Spring Cloud 集成Sentinel的原理

Spring Cloud 中集成Sentinel限流,是基于过滤器来实现,具体的实现路径如下。
  • SentinelWebAutoConfifiguration
    • addInterceptors
      • SentinelWebInterceptor->AbstractSentinelInterceptor

自动装配类

    public void addInterceptors(InterceptorRegistry registry) {
        if (this.sentinelWebInterceptorOptional.isPresent()) {
            Filter filterConfig = this.properties.getFilter();
            registry.addInterceptor((HandlerInterceptor)this.sentinelWebInterceptorOptional.get()).order(filterConfig.getOrder()).addPathPatterns(filterConfig.getUrlPatterns());
            log.info("[Sentinel Starter] register SentinelWebInterceptor with urlPatterns: {}.", filterConfig.getUrlPatterns());
        }
    }

进入针对SentinelWebAutoConfiguration的拦截器中,里面会添加一个新的拦截器,他是针对SentinelWebInterceptor的拦截,里面有一个getResourceName方法,这是得到资源名称的类里面没找到什么核心代码

    protected String getResourceName(HttpServletRequest request) {
        Object resourceNameObject = request.getAttribute(HandlerMapping.BEST_MATCHING_PATTERN_ATTRIBUTE);
        if (resourceNameObject != null && resourceNameObject instanceof String) {
            String resourceName = (String)resourceNameObject;
            UrlCleaner urlCleaner = this.config.getUrlCleaner();
            if (urlCleaner != null) {
                resourceName = urlCleaner.clean(resourceName);
            }

            if (StringUtil.isNotEmpty(resourceName) && this.config.isHttpMethodSpecify()) {
                resourceName = request.getMethod().toUpperCase() + ":" + resourceName;
            }

            return resourceName;
        } else {
            return null;
        }
    }

看下父类,发现通过ContextUtil.enter(contextName, origin);设置了一个请求来源的信息,然后通过SphU.entry去调用

    public boolean preHandle(HttpServletRequest request, HttpServletResponse response, Object handler) throws Exception {
        try {
            String resourceName = this.getResourceName(request);
            if (StringUtil.isEmpty(resourceName)) {
                return true;
            } else if (this.increaseReferece(request, this.baseWebMvcConfig.getRequestRefName(), 1) != 1) {
                return true;
            } else {
                String origin = this.parseOrigin(request);
                String contextName = this.getContextName(request);
                ContextUtil.enter(contextName, origin);
                Entry entry = SphU.entry(resourceName, 1, EntryType.IN);
                request.setAttribute(this.baseWebMvcConfig.getRequestAttributeName(), entry);
                return true;
            }
        } catch (BlockException var12) {
            BlockException e = var12;

            try {
                this.handleBlockException(request, response, e);
            } finally {
                ContextUtil.exit();
            }

            return false;
        }
    }

Dubbo集成Sentinel的原理

在集成Dubb的案例中,引入了一个适配的包,这个包会提供集成Sentinel的功能。

材料.
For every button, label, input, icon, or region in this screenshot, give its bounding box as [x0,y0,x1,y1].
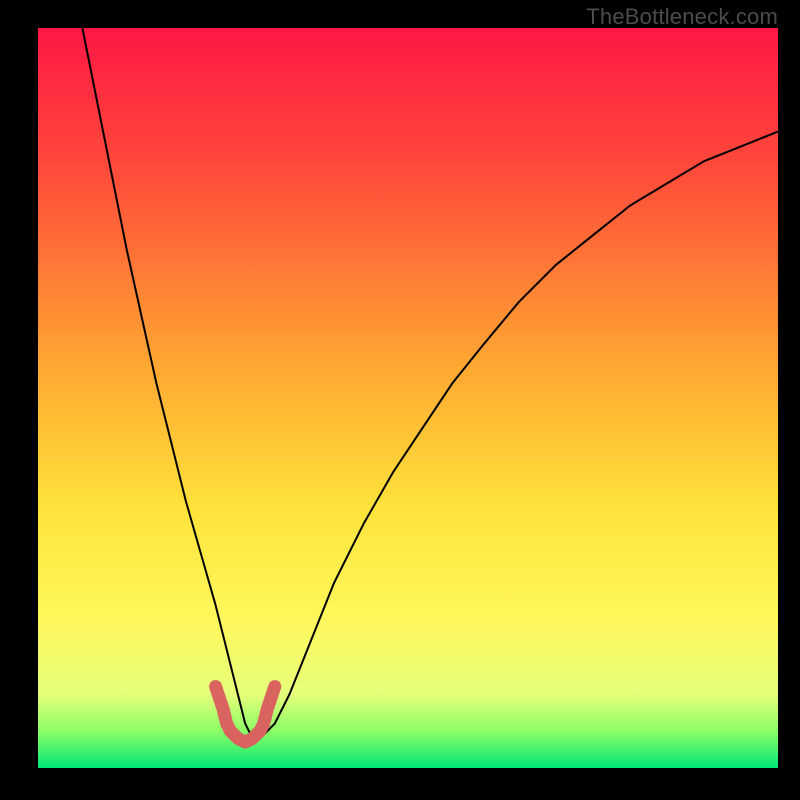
chart-svg [38,28,778,768]
watermark-text: TheBottleneck.com [586,4,778,30]
gradient-background [38,28,778,768]
chart-container: TheBottleneck.com [0,0,800,800]
plot-area [38,28,778,768]
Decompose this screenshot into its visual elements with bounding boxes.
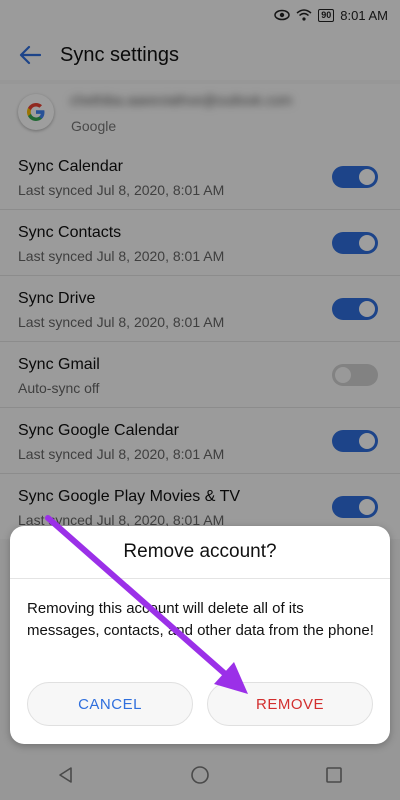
nav-recents-icon[interactable] — [325, 766, 343, 789]
dialog-message: Removing this account will delete all of… — [27, 600, 374, 639]
remove-account-dialog: Remove account? Removing this account wi… — [10, 526, 390, 744]
nav-home-icon[interactable] — [190, 765, 210, 790]
dialog-title: Remove account? — [10, 526, 390, 579]
remove-button[interactable]: REMOVE — [207, 682, 373, 726]
nav-back-icon[interactable] — [57, 766, 75, 789]
cancel-button[interactable]: CANCEL — [27, 682, 193, 726]
navigation-bar — [0, 754, 400, 800]
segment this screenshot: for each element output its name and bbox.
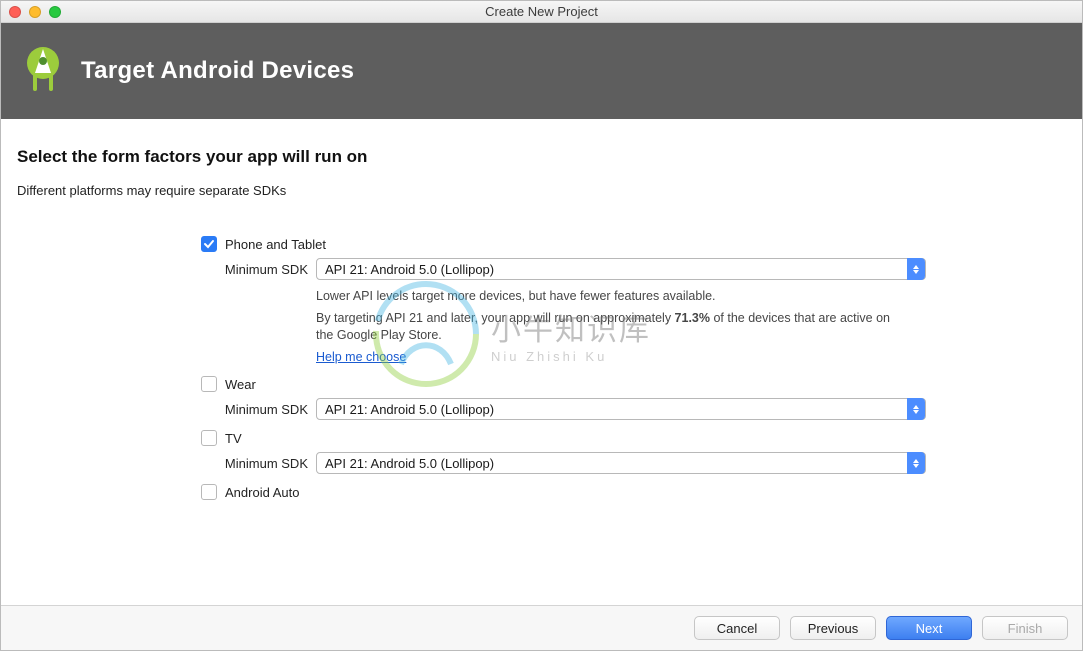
android-studio-icon <box>19 43 67 99</box>
phone-sdk-select[interactable]: API 21: Android 5.0 (Lollipop) <box>316 258 926 280</box>
phone-tablet-label: Phone and Tablet <box>225 237 326 252</box>
select-stepper-icon <box>907 258 925 280</box>
tv-sdk-select[interactable]: API 21: Android 5.0 (Lollipop) <box>316 452 926 474</box>
wear-sdk-value: API 21: Android 5.0 (Lollipop) <box>325 402 494 417</box>
phone-helper-line1: Lower API levels target more devices, bu… <box>316 288 898 306</box>
select-stepper-icon <box>907 452 925 474</box>
wear-sdk-select[interactable]: API 21: Android 5.0 (Lollipop) <box>316 398 926 420</box>
maximize-window-icon[interactable] <box>49 6 61 18</box>
phone-sdk-label: Minimum SDK <box>201 262 316 277</box>
auto-label: Android Auto <box>225 485 299 500</box>
tv-sdk-label: Minimum SDK <box>201 456 316 471</box>
phone-helper-line2: By targeting API 21 and later, your app … <box>316 310 898 345</box>
window-titlebar: Create New Project <box>1 1 1082 23</box>
next-button[interactable]: Next <box>886 616 972 640</box>
wizard-footer: Cancel Previous Next Finish <box>1 605 1082 650</box>
wizard-content: Select the form factors your app will ru… <box>1 119 1082 500</box>
auto-checkbox[interactable] <box>201 484 217 500</box>
close-window-icon[interactable] <box>9 6 21 18</box>
content-subheading: Different platforms may require separate… <box>17 183 1066 198</box>
factor-tv: TV Minimum SDK API 21: Android 5.0 (Loll… <box>201 430 1066 474</box>
previous-button[interactable]: Previous <box>790 616 876 640</box>
wear-checkbox[interactable] <box>201 376 217 392</box>
factor-auto: Android Auto <box>201 484 1066 500</box>
select-stepper-icon <box>907 398 925 420</box>
cancel-button[interactable]: Cancel <box>694 616 780 640</box>
factor-phone-tablet: Phone and Tablet Minimum SDK API 21: And… <box>201 236 1066 366</box>
wizard-title: Target Android Devices <box>81 57 354 85</box>
tv-checkbox[interactable] <box>201 430 217 446</box>
finish-button: Finish <box>982 616 1068 640</box>
minimize-window-icon[interactable] <box>29 6 41 18</box>
traffic-lights <box>9 6 61 18</box>
window-title: Create New Project <box>1 4 1082 19</box>
coverage-percent: 71.3% <box>675 311 710 325</box>
factor-wear: Wear Minimum SDK API 21: Android 5.0 (Lo… <box>201 376 1066 420</box>
content-heading: Select the form factors your app will ru… <box>17 147 1066 167</box>
help-me-choose-link[interactable]: Help me choose <box>316 350 406 364</box>
form-factors-group: Phone and Tablet Minimum SDK API 21: And… <box>201 236 1066 500</box>
wizard-header: Target Android Devices <box>1 23 1082 119</box>
wear-sdk-label: Minimum SDK <box>201 402 316 417</box>
phone-sdk-value: API 21: Android 5.0 (Lollipop) <box>325 262 494 277</box>
phone-tablet-checkbox[interactable] <box>201 236 217 252</box>
wear-label: Wear <box>225 377 256 392</box>
tv-label: TV <box>225 431 242 446</box>
tv-sdk-value: API 21: Android 5.0 (Lollipop) <box>325 456 494 471</box>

任务目标 1.
请根据 Sentinel 集成原理一文回答以下问题:
(a) Spring Cloud 中集成 Sentinel 限流是基于什么来实现的?
(b) 在 getResourceName 方法里,如果资源名称不为空且 isHttpMethodSpecify() 为真,资源名称前面会加上什么?
(c) 在集成 Dubbo 的案例中引入了什么,它提供什么功能?
任务目标 2. 请从 Sentinel 集成原理一文的最后一句之后接着往下续写。
这些材料与 Sentinel 集成原理一文没有关系。

任务答复 1.
(a) 基于过滤器来实现。
(b) 会加上大写的请求方法和一个冒号,即 request.getMethod().toUpperCase() + ":"。
(c) 引入了一个适配的包,这个包提供集成 Sentinel 的功能。

任务答复 2.
 
<dependency>
<groupId>com.alibaba.csp</groupId>
<artifactId>sentinel-apache-dubbo-adapter</artifactId>
</dependency>
分别提供了两个类
  • SentinelDubboConsumerFilter
  • SentinelDubboProviderFilter
分别提供针对服务消费端的过滤器,和服务提供端的过滤器。
最终,当触发限流或者降级时,可以实现一个全局的DubboFallback回调,分别为服务提供端、服务消费端提供fallback的实现。然后需要调用 DubboFallbackRegistry 的 setConsumerFallback 和 setProviderFallback 方法分别注册消费端,服务端相关的监听器。通常只需要在启动应用的时候,将其进行注册即可。

SphU.entry

不管是集成dubbo也好,还是集成到spring cloud中也好,最终都是调用SphU.entry这个方法来进行限流判断的,接下来我们从SphU.entry这个方法中去了解它的实现原理。
  • ResourceWrapper 表示sentinel的资源,做了封装
  • count表示本次请求的占用的并发数量,默认是1
  • prioritized,优先级
 
   private Entry entryWithPriority(ResourceWrapper resourceWrapper, int count, boolean prioritized, Object... args)
        throws BlockException {
        //获取上下文环境,存储在ThreadLocal中,context中会存储整个调用链
        Context context = ContextUtil.getContext();
        if (context instanceof NullContext) {//上下文context已经超过阈值,不进行规则检查, 只初始化CtEntry。
            // The {@link NullContext} indicates that the amount of context has exceeded the threshold,
            // so here init the entry only. No rule checking will be done.
            return new CtEntry(resourceWrapper, null, context);
        }

        if (context == null) {//使用默认context
            // Using default context.
            context = InternalContextUtil.internalEnter(Constants.CONTEXT_DEFAULT_NAME);
        }

        // Global switch is close, no rule checking will do.
        if (!Constants.ON) {//全局限流开关是否已经开启,如果关闭了,就不进行限流规则检查
            return new CtEntry(resourceWrapper, null, context);
        }
        //构建一个slot链表
        ProcessorSlot<Object> chain = lookProcessChain(resourceWrapper);

        /*
         * Means amount of resources (slot chain) exceeds {@link Constants.MAX_SLOT_CHAIN_SIZE},
         * so no rule checking will be done.
         */
        //在生成chain的里面有个判断,如果chainMap.size大于一个值就返回null,也不进行规则检测
        if (chain == null) {
            return new CtEntry(resourceWrapper, null, context);
        }
        //下面这里才真正开始,生成个entry
        Entry e = new CtEntry(resourceWrapper, chain, context);
        try {
            //开始检测限流规则
            chain.entry(context, resourceWrapper, null, count, prioritized, args);
        } catch (BlockException e1) {
            e.exit(count, args);//被限流,抛出异常。
            throw e1;
        } catch (Throwable e1) {
            // This should not happen, unless there are errors existing in Sentinel internal.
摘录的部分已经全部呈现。